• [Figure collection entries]
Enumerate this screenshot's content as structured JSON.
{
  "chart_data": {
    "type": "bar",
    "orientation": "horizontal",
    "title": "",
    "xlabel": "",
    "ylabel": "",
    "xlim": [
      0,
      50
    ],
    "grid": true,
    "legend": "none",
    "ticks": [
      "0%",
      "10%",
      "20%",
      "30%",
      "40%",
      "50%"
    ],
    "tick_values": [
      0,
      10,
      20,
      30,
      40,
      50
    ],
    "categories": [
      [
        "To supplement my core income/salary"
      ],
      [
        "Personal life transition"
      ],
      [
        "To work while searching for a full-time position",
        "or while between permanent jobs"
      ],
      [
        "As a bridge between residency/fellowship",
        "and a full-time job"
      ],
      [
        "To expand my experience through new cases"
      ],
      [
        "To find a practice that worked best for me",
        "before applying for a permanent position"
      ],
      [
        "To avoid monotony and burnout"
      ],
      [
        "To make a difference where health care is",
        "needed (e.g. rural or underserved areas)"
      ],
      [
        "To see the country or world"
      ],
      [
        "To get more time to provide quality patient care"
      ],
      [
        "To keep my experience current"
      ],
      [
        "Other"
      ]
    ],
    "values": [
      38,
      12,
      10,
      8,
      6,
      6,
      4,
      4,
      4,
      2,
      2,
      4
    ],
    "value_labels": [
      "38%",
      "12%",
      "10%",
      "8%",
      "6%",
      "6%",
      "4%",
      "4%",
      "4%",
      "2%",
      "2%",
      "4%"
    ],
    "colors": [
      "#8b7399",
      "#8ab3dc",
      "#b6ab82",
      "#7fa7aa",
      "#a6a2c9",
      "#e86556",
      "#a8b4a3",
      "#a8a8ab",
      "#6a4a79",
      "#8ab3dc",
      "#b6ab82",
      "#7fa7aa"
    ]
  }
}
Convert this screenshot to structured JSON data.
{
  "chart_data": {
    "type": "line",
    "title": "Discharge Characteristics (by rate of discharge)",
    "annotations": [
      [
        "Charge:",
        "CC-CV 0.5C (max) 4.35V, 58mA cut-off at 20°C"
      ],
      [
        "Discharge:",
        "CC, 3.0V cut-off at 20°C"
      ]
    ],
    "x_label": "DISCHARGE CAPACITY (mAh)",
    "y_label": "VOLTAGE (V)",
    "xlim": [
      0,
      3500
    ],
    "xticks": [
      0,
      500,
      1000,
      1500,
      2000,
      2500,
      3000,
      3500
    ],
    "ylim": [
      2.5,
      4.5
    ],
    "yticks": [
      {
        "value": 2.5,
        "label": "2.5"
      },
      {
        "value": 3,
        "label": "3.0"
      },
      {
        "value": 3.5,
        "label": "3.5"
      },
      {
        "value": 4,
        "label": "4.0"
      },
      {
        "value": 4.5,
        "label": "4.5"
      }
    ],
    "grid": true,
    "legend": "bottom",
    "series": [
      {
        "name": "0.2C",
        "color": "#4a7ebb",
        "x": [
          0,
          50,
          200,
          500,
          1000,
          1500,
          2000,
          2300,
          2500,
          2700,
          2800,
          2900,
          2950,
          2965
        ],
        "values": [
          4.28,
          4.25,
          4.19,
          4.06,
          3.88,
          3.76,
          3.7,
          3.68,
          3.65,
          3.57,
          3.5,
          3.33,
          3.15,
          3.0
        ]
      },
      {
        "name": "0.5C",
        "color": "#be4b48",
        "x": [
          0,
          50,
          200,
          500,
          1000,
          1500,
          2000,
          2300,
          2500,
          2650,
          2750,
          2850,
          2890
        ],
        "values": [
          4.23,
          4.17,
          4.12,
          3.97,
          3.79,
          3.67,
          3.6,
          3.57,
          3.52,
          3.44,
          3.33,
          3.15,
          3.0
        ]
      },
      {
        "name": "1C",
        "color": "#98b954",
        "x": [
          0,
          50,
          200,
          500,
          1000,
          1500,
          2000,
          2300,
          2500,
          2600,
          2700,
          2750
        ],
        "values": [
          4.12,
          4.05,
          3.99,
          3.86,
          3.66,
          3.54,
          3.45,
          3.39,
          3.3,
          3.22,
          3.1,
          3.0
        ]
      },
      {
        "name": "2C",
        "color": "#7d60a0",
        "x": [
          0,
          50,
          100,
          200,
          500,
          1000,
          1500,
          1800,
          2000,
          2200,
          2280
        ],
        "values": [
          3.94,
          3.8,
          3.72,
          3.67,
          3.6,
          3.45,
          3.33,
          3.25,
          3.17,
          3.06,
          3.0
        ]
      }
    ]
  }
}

• [Task statement] Send back all of the entries exactly, with nothing missing.

• [Complete response]
Enumerate this screenshot's content as structured JSON.
{
  "chart_data": {
    "type": "bar",
    "orientation": "horizontal",
    "title": "",
    "xlabel": "",
    "ylabel": "",
    "xlim": [
      0,
      50
    ],
    "grid": true,
    "legend": "none",
    "ticks": [
      "0%",
      "10%",
      "20%",
      "30%",
      "40%",
      "50%"
    ],
    "tick_values": [
      0,
      10,
      20,
      30,
      40,
      50
    ],
    "categories": [
      [
        "To supplement my core income/salary"
      ],
      [
        "Personal life transition"
      ],
      [
        "To work while searching for a full-time position",
        "or while between permanent jobs"
      ],
      [
        "As a bridge between residency/fellowship",
        "and a full-time job"
      ],
      [
        "To expand my experience through new cases"
      ],
      [
        "To find a practice that worked best for me",
        "before applying for a permanent position"
      ],
      [
        "To avoid monotony and burnout"
      ],
      [
        "To make a difference where health care is",
        "needed (e.g. rural or underserved areas)"
      ],
      [
        "To see the country or world"
      ],
      [
        "To get more time to provide quality patient care"
      ],
      [
        "To keep my experience current"
      ],
      [
        "Other"
      ]
    ],
    "values": [
      38,
      12,
      10,
      8,
      6,
      6,
      4,
      4,
      4,
      2,
      2,
      4
    ],
    "value_labels": [
      "38%",
      "12%",
      "10%",
      "8%",
      "6%",
      "6%",
      "4%",
      "4%",
      "4%",
      "2%",
      "2%",
      "4%"
    ],
    "colors": [
      "#8b7399",
      "#8ab3dc",
      "#b6ab82",
      "#7fa7aa",
      "#a6a2c9",
      "#e86556",
      "#a8b4a3",
      "#a8a8ab",
      "#6a4a79",
      "#8ab3dc",
      "#b6ab82",
      "#7fa7aa"
    ]
  }
}
Convert this screenshot to structured JSON data.
{
  "chart_data": {
    "type": "line",
    "title": "Discharge Characteristics (by rate of discharge)",
    "annotations": [
      [
        "Charge:",
        "CC-CV 0.5C (max) 4.35V, 58mA cut-off at 20°C"
      ],
      [
        "Discharge:",
        "CC, 3.0V cut-off at 20°C"
      ]
    ],
    "x_label": "DISCHARGE CAPACITY (mAh)",
    "y_label": "VOLTAGE (V)",
    "xlim": [
      0,
      3500
    ],
    "xticks": [
      0,
      500,
      1000,
      1500,
      2000,
      2500,
      3000,
      3500
    ],
    "ylim": [
      2.5,
      4.5
    ],
    "yticks": [
      {
        "value": 2.5,
        "label": "2.5"
      },
      {
        "value": 3,
        "label": "3.0"
      },
      {
        "value": 3.5,
        "label": "3.5"
      },
      {
        "value": 4,
        "label": "4.0"
      },
      {
        "value": 4.5,
        "label": "4.5"
      }
    ],
    "grid": true,
    "legend": "bottom",
    "series": [
      {
        "name": "0.2C",
        "color": "#4a7ebb",
        "x": [
          0,
          50,
          200,
          500,
          1000,
          1500,
          2000,
          2300,
          2500,
          2700,
          2800,
          2900,
          2950,
          2965
        ],
        "values": [
          4.28,
          4.25,
          4.19,
          4.06,
          3.88,
          3.76,
          3.7,
          3.68,
          3.65,
          3.57,
          3.5,
          3.33,
          3.15,
          3.0
        ]
      },
      {
        "name": "0.5C",
        "color": "#be4b48",
        "x": [
          0,
          50,
          200,
          500,
          1000,
          1500,
          2000,
          2300,
          2500,
          2650,
          2750,
          2850,
          2890
        ],
        "values": [
          4.23,
          4.17,
          4.12,
          3.97,
          3.79,
          3.67,
          3.6,
          3.57,
          3.52,
          3.44,
          3.33,
          3.15,
          3.0
        ]
      },
      {
        "name": "1C",
        "color": "#98b954",
        "x": [
          0,
          50,
          200,
          500,
          1000,
          1500,
          2000,
          2300,
          2500,
          2600,
          2700,
          2750
        ],
        "values": [
          4.12,
          4.05,
          3.99,
          3.86,
          3.66,
          3.54,
          3.45,
          3.39,
          3.3,
          3.22,
          3.1,
          3.0
        ]
      },
      {
        "name": "2C",
        "color": "#7d60a0",
        "x": [
          0,
          50,
          100,
          200,
          500,
          1000,
          1500,
          1800,
          2000,
          2200,
          2280
        ],
        "values": [
          3.94,
          3.8,
          3.72,
          3.67,
          3.6,
          3.45,
          3.33,
          3.25,
          3.17,
          3.06,
          3.0
        ]
      }
    ]
  }
}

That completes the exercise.